**DO THIS:** Make an exact copy of all the material below, apart from the pictures.

Dataset records:
┄┄┄┄┄┄

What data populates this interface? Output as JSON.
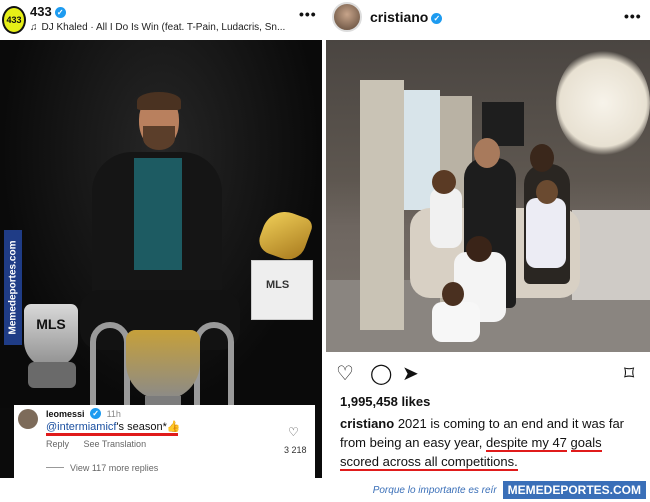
{
  "left_post": {
    "username": "433",
    "avatar_text": "433",
    "music": "DJ Khaled · All I Do Is Win (feat. T-Pain, Ludacris, Sn...",
    "more": "•••",
    "watermark": "Memedeportes.com",
    "award_box_text": "MLS",
    "trophy_text": "MLS",
    "comment": {
      "user": "leomessi",
      "time": "11h",
      "mention": "@intermiamicf",
      "text_rest": "'s season*",
      "emoji": "👍",
      "reply": "Reply",
      "translate": "See Translation",
      "likes": "3 218",
      "view_replies": "View 117 more replies"
    }
  },
  "right_post": {
    "username": "cristiano",
    "more": "•••",
    "likes": "1,995,458 likes",
    "caption": {
      "user": "cristiano",
      "part1": "2021 is coming to an end and it was far from being an easy year,",
      "underlined1": "despite my 47",
      "underlined2": "goals scored across all competitions."
    }
  },
  "icons": {
    "heart": "heart-icon",
    "comment": "comment-icon",
    "share": "share-icon",
    "bookmark": "bookmark-icon"
  },
  "footer": {
    "slogan": "Porque lo importante es reír",
    "brand": "MEMEDEPORTES.COM"
  },
  "colors": {
    "accent_yellow": "#e6ef17",
    "verified_blue": "#1d9bf0",
    "underline_red": "#e01b1b",
    "brand_blue": "#3a6fb8"
  }
}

┄┄┄┄┄┄

**EXERCISE RESPONSE:**
What data populates this interface? Output as JSON.
{
  "left_post": {
    "username": "433",
    "avatar_text": "433",
    "music": "DJ Khaled · All I Do Is Win (feat. T-Pain, Ludacris, Sn...",
    "more": "•••",
    "watermark": "Memedeportes.com",
    "award_box_text": "MLS",
    "trophy_text": "MLS",
    "comment": {
      "user": "leomessi",
      "time": "11h",
      "mention": "@intermiamicf",
      "text_rest": "'s season*",
      "emoji": "👍",
      "reply": "Reply",
      "translate": "See Translation",
      "likes": "3 218",
      "view_replies": "View 117 more replies"
    }
  },
  "right_post": {
    "username": "cristiano",
    "more": "•••",
    "likes": "1,995,458 likes",
    "caption": {
      "user": "cristiano",
      "part1": "2021 is coming to an end and it was far from being an easy year,",
      "underlined1": "despite my 47",
      "underlined2": "goals scored across all competitions."
    }
  },
  "icons": {
    "heart": "heart-icon",
    "comment": "comment-icon",
    "share": "share-icon",
    "bookmark": "bookmark-icon"
  },
  "footer": {
    "slogan": "Porque lo importante es reír",
    "brand": "MEMEDEPORTES.COM"
  },
  "colors": {
    "accent_yellow": "#e6ef17",
    "verified_blue": "#1d9bf0",
    "underline_red": "#e01b1b",
    "brand_blue": "#3a6fb8"
  }
}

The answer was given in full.